Stated exercise →
Check each line of the material below for "Front", then copy the ones that contain it.

Material →

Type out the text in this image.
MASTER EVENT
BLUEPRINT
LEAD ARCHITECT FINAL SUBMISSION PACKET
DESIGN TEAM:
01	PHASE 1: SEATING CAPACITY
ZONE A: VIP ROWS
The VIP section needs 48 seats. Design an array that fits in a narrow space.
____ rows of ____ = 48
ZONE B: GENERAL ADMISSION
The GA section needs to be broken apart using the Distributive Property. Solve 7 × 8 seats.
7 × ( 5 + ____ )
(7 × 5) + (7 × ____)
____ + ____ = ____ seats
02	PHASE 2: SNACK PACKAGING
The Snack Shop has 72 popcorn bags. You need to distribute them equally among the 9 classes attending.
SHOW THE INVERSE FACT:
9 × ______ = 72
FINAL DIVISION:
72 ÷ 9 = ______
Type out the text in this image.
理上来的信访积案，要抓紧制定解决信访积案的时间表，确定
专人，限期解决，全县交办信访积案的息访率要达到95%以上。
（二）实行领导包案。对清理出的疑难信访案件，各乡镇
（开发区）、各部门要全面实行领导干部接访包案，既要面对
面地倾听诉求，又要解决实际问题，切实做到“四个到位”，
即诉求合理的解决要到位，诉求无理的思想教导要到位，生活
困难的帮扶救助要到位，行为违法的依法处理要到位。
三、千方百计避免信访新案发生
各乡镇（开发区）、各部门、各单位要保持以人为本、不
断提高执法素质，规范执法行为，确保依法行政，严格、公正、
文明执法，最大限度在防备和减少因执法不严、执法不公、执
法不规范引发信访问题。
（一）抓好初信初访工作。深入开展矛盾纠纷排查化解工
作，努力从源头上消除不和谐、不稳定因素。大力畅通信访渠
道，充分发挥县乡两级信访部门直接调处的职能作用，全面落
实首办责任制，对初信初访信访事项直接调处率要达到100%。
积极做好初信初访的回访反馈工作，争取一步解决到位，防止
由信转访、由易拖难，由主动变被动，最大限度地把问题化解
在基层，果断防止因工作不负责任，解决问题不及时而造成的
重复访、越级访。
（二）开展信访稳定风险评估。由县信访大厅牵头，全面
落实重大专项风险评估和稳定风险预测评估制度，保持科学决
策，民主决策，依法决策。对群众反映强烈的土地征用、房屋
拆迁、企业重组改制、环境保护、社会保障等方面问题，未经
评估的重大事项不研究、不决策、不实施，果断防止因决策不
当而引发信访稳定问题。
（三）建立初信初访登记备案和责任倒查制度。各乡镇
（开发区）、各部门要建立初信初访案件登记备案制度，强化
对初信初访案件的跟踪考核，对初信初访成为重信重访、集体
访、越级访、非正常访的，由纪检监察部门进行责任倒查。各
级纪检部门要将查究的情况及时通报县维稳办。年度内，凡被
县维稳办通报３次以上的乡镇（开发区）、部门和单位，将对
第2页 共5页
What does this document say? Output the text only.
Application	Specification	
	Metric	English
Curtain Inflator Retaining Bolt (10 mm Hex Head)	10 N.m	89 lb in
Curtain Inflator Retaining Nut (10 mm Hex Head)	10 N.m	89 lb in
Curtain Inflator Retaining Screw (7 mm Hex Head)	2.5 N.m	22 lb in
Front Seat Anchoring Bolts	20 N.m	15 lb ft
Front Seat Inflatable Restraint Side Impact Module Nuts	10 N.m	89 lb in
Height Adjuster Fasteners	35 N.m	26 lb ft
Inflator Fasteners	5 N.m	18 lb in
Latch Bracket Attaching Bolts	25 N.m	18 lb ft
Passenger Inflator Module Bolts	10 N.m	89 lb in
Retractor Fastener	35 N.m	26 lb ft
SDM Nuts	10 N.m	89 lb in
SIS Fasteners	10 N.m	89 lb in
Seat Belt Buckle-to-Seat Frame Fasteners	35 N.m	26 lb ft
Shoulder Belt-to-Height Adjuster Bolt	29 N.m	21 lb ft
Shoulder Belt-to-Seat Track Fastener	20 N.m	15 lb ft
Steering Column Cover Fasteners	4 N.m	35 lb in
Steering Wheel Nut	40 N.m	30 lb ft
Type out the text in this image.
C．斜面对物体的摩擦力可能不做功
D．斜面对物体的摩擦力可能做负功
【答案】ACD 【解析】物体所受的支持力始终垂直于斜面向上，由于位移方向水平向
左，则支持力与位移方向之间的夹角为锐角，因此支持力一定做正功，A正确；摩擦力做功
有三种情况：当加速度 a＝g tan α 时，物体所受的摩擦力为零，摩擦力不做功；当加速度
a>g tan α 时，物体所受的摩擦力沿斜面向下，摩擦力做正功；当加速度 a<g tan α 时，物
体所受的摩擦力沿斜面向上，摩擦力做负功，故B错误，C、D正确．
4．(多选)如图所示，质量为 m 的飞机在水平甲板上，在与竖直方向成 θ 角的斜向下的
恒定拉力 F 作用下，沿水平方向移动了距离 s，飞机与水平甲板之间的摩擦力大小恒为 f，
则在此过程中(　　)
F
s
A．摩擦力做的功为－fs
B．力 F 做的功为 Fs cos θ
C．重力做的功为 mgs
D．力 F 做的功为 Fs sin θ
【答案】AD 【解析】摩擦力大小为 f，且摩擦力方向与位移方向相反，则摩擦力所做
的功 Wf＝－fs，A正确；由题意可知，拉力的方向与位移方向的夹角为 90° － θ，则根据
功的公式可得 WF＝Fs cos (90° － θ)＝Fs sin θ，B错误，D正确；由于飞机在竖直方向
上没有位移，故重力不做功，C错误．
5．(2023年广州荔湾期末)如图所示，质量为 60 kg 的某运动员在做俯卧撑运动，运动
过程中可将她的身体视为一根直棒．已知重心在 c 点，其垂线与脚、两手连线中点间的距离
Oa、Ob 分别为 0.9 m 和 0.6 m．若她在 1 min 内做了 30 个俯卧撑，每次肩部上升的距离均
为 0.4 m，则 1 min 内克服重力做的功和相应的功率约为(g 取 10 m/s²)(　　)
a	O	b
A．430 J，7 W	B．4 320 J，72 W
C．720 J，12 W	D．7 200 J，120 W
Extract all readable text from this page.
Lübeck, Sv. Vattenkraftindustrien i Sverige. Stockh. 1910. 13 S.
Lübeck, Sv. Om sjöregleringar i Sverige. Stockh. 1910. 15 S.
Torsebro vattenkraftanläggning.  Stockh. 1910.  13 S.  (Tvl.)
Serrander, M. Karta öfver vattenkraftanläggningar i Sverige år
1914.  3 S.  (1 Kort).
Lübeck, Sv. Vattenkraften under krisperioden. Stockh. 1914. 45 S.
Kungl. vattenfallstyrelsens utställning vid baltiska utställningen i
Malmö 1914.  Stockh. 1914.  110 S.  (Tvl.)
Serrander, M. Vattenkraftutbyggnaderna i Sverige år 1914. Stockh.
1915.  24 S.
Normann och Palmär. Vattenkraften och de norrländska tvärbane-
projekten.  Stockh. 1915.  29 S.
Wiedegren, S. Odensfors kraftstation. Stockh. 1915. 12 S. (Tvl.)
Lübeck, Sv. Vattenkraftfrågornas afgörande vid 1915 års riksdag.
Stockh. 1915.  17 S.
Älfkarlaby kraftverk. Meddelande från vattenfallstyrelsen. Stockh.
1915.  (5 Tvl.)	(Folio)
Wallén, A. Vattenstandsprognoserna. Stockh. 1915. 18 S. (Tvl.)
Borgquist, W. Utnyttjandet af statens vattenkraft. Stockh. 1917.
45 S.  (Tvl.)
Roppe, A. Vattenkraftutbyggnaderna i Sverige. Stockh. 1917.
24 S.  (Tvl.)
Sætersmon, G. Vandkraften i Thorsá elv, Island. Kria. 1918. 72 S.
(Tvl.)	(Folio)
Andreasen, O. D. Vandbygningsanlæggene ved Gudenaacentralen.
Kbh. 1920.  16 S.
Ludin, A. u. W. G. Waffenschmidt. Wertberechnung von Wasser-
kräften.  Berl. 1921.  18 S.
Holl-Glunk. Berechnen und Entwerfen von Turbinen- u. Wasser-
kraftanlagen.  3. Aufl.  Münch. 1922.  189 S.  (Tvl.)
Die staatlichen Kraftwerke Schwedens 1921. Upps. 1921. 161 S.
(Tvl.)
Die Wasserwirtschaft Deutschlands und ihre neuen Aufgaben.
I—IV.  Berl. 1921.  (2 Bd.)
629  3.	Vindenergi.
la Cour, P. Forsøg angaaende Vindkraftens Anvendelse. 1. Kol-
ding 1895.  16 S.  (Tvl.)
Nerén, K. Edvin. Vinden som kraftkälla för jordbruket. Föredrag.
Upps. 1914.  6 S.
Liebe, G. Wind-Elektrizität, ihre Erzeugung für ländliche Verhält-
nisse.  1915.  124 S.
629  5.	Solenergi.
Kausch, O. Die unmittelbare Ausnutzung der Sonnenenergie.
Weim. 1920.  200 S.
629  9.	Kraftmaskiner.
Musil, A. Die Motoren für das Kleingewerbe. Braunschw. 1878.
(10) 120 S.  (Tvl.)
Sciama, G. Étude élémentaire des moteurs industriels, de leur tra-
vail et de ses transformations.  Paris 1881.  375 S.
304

Solution below →
Front Seat Anchoring Bolts	20 N.m	15 lb ft
Front Seat Inflatable Restraint Side Impact Module Nuts	10 N.m	89 lb in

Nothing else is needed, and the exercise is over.